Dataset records
::::::

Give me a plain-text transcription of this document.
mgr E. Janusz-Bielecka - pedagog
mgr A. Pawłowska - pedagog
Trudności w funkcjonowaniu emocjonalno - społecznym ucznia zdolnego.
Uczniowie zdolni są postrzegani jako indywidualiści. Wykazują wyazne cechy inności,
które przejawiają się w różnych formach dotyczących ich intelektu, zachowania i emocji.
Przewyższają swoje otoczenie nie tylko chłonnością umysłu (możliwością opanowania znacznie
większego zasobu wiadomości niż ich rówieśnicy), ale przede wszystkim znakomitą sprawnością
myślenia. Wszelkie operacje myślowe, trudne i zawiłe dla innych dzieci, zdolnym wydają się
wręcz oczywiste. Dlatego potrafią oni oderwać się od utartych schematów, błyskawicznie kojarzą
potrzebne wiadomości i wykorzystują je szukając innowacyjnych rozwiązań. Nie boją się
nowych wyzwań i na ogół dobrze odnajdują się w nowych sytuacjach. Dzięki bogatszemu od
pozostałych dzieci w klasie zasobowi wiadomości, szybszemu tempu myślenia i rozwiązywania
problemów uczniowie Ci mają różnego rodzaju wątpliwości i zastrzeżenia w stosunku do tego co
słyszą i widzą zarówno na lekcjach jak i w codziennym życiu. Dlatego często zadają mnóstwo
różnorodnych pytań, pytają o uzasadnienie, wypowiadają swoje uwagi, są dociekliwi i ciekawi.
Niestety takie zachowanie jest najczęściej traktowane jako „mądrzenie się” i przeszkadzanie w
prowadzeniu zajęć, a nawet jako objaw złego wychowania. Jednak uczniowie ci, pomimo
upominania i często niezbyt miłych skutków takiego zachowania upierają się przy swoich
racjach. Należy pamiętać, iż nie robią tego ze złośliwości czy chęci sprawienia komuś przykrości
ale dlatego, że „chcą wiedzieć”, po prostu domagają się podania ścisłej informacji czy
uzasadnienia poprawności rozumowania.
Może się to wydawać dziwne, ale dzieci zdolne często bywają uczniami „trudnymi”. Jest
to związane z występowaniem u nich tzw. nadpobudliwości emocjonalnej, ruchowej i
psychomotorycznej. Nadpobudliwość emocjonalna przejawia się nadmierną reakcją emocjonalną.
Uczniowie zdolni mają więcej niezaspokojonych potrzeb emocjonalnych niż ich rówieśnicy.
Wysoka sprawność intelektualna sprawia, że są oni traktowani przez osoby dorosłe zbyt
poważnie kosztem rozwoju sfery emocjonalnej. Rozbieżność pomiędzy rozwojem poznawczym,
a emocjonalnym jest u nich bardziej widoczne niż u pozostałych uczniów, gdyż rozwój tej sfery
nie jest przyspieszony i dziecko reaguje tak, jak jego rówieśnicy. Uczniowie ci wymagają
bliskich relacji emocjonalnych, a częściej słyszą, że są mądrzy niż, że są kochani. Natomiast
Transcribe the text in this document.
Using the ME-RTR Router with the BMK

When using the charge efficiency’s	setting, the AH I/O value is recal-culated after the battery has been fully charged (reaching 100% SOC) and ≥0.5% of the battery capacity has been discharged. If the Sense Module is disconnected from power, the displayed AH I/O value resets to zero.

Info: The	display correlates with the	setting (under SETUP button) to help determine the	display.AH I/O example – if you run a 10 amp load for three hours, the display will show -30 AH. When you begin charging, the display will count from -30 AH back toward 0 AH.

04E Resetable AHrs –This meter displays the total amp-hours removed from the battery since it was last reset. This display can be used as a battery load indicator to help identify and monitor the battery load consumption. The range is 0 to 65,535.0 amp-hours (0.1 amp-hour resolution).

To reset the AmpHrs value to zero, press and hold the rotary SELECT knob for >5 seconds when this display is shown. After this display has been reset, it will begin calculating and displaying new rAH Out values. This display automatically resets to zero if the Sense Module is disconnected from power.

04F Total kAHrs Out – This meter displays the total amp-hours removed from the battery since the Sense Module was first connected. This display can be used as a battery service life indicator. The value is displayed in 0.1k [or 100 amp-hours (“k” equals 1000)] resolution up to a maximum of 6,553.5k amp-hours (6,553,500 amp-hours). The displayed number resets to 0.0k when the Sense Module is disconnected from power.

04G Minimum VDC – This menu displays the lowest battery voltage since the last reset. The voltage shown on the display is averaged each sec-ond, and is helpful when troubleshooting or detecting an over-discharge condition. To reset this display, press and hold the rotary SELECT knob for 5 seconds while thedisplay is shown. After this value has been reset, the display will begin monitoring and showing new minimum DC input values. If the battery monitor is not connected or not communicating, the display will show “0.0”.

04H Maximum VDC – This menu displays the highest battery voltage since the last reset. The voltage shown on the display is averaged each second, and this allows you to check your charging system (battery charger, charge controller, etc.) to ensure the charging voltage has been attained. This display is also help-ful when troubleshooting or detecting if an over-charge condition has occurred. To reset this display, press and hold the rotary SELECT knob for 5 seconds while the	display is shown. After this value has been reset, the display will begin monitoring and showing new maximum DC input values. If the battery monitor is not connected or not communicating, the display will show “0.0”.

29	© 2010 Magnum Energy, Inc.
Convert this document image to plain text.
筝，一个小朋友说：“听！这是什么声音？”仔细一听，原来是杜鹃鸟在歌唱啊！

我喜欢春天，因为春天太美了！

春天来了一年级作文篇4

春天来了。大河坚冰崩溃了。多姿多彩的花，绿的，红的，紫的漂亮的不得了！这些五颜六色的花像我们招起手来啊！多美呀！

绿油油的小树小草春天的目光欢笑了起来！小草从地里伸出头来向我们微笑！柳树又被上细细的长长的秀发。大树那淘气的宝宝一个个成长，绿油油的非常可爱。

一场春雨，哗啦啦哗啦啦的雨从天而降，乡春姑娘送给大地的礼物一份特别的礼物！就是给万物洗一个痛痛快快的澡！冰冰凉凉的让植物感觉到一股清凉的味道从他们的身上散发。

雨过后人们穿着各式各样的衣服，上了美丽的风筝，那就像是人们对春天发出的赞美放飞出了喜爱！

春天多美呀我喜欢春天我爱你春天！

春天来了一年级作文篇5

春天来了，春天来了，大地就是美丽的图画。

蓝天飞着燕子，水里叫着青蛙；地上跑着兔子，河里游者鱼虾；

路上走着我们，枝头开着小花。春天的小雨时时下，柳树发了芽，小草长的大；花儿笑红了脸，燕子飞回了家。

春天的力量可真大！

::::::

Your answer should consist only of the lines from the one with "Convert this document image to plain text." through the end of the data above, reproduced exactly.

(SOLUTION TO THIS PROBLEM)
Convert this document image to plain text.
筝，一个小朋友说：“听！这是什么声音？”仔细一听，原来是杜鹃鸟在歌唱啊！

我喜欢春天，因为春天太美了！

春天来了一年级作文篇4

春天来了。大河坚冰崩溃了。多姿多彩的花，绿的，红的，紫的漂亮的不得了！这些五颜六色的花像我们招起手来啊！多美呀！

绿油油的小树小草春天的目光欢笑了起来！小草从地里伸出头来向我们微笑！柳树又被上细细的长长的秀发。大树那淘气的宝宝一个个成长，绿油油的非常可爱。

一场春雨，哗啦啦哗啦啦的雨从天而降，乡春姑娘送给大地的礼物一份特别的礼物！就是给万物洗一个痛痛快快的澡！冰冰凉凉的让植物感觉到一股清凉的味道从他们的身上散发。

雨过后人们穿着各式各样的衣服，上了美丽的风筝，那就像是人们对春天发出的赞美放飞出了喜爱！

春天多美呀我喜欢春天我爱你春天！

春天来了一年级作文篇5

春天来了，春天来了，大地就是美丽的图画。

蓝天飞着燕子，水里叫着青蛙；地上跑着兔子，河里游者鱼虾；

路上走着我们，枝头开着小花。春天的小雨时时下，柳树发了芽，小草长的大；花儿笑红了脸，燕子飞回了家。

春天的力量可真大！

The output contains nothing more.